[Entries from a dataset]
** START **

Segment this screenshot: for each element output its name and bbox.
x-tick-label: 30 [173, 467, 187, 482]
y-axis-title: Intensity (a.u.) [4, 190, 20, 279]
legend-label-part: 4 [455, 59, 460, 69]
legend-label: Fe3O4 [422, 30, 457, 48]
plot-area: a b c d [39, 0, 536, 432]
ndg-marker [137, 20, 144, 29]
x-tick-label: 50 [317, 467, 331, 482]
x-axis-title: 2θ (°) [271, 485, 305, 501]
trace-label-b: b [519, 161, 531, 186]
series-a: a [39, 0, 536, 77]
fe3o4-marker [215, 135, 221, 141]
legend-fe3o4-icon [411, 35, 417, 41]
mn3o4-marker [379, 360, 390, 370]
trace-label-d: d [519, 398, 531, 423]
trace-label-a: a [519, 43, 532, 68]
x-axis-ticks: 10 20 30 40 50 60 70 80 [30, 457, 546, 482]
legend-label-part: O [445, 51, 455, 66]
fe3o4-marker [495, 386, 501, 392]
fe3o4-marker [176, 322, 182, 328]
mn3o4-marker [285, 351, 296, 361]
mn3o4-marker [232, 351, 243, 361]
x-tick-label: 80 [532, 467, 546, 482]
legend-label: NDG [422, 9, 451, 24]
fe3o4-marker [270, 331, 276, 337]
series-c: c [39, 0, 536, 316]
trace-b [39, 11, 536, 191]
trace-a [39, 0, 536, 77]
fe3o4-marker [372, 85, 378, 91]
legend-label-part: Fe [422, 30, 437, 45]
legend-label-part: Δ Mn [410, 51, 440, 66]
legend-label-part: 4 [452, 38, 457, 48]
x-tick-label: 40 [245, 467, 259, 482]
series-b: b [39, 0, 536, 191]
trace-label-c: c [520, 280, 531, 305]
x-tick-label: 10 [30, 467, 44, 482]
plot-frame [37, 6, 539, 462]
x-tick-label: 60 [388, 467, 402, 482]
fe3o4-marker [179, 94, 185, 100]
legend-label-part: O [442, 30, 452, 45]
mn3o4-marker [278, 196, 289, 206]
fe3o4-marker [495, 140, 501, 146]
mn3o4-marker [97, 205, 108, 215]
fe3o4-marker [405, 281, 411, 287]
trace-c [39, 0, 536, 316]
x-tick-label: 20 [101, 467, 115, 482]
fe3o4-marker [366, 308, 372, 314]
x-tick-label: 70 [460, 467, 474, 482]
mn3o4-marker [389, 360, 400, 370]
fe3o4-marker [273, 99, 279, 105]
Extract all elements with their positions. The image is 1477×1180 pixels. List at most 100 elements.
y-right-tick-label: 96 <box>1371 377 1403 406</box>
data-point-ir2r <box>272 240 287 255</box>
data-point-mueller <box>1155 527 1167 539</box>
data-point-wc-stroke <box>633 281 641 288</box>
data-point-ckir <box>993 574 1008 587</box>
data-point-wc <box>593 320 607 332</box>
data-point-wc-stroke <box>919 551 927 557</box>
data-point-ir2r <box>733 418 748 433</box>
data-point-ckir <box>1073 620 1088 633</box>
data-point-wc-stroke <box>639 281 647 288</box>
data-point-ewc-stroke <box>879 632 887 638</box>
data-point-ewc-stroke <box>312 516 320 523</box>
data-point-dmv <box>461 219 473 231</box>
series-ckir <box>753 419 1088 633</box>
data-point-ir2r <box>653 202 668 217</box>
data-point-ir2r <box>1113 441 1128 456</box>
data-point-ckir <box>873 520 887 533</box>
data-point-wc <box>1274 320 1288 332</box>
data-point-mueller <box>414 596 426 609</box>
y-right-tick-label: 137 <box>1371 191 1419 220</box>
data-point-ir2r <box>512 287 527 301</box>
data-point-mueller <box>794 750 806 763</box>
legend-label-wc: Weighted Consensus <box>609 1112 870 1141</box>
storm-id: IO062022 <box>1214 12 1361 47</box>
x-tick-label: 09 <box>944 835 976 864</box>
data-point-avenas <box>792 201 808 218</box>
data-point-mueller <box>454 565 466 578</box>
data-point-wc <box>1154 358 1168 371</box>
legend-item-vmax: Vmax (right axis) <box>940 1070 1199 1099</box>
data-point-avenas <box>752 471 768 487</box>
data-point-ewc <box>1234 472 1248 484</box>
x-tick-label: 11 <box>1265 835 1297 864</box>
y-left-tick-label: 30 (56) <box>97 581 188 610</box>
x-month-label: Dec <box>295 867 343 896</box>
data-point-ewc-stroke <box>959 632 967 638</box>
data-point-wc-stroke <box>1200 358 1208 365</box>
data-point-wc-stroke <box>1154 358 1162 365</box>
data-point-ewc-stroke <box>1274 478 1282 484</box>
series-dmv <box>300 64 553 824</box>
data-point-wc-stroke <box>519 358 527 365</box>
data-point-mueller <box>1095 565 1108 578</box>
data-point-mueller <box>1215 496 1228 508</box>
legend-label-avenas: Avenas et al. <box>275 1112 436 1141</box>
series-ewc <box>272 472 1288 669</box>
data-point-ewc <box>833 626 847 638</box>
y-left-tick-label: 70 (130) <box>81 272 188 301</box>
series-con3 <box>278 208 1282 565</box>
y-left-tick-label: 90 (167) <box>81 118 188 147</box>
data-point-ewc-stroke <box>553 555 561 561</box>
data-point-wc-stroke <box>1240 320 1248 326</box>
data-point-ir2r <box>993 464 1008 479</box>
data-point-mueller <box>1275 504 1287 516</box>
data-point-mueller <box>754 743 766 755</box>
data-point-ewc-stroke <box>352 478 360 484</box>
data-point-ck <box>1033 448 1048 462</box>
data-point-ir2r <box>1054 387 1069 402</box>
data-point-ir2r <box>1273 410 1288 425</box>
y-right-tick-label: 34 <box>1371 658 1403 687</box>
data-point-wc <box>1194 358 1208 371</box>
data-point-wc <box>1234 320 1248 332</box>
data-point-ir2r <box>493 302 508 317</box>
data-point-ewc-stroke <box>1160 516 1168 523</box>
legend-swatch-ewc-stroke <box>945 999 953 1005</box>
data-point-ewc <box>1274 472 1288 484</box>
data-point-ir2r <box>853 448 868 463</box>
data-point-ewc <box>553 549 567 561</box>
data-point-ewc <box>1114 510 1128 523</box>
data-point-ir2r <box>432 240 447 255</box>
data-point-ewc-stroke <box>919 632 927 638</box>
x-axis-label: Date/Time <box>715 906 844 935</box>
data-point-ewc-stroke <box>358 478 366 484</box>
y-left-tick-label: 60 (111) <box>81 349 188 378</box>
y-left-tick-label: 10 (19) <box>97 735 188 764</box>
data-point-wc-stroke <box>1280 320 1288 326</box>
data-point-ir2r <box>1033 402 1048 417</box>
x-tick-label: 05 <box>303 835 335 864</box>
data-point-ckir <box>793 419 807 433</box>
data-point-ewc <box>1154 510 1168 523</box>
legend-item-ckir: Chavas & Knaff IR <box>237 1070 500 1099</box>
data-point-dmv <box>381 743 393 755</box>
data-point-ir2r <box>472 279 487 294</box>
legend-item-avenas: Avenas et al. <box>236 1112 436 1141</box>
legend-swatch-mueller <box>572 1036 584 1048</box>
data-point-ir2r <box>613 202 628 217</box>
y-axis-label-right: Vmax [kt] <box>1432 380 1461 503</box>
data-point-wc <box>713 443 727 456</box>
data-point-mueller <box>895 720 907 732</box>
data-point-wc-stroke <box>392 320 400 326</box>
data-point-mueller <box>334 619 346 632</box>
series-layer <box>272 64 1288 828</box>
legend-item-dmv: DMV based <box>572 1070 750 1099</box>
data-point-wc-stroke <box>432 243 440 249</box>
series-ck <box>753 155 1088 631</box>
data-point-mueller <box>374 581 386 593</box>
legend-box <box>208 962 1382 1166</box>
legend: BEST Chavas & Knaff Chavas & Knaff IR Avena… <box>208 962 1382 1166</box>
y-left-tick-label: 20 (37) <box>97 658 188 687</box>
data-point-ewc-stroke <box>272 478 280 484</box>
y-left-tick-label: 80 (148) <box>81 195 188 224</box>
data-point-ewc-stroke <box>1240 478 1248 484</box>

** END **

### WHAT THE TASK ASKS
Rewrite the records from the first line through the line containing "mn3o4-marker [285, 351, 296, 361]", changing "fe3o4-marker" to "fe3o4-point" and keeping everything else the same.

### WRITTEN SOLUTION
Segment this screenshot: for each element output its name and bbox.
x-tick-label: 30 [173, 467, 187, 482]
y-axis-title: Intensity (a.u.) [4, 190, 20, 279]
legend-label-part: 4 [455, 59, 460, 69]
legend-label: Fe3O4 [422, 30, 457, 48]
plot-area: a b c d [39, 0, 536, 432]
ndg-marker [137, 20, 144, 29]
x-tick-label: 50 [317, 467, 331, 482]
x-axis-title: 2θ (°) [271, 485, 305, 501]
trace-label-b: b [519, 161, 531, 186]
series-a: a [39, 0, 536, 77]
fe3o4-point [215, 135, 221, 141]
legend-fe3o4-icon [411, 35, 417, 41]
mn3o4-marker [379, 360, 390, 370]
trace-label-d: d [519, 398, 531, 423]
trace-label-a: a [519, 43, 532, 68]
x-axis-ticks: 10 20 30 40 50 60 70 80 [30, 457, 546, 482]
legend-label-part: O [445, 51, 455, 66]
fe3o4-point [495, 386, 501, 392]
fe3o4-point [176, 322, 182, 328]
mn3o4-marker [285, 351, 296, 361]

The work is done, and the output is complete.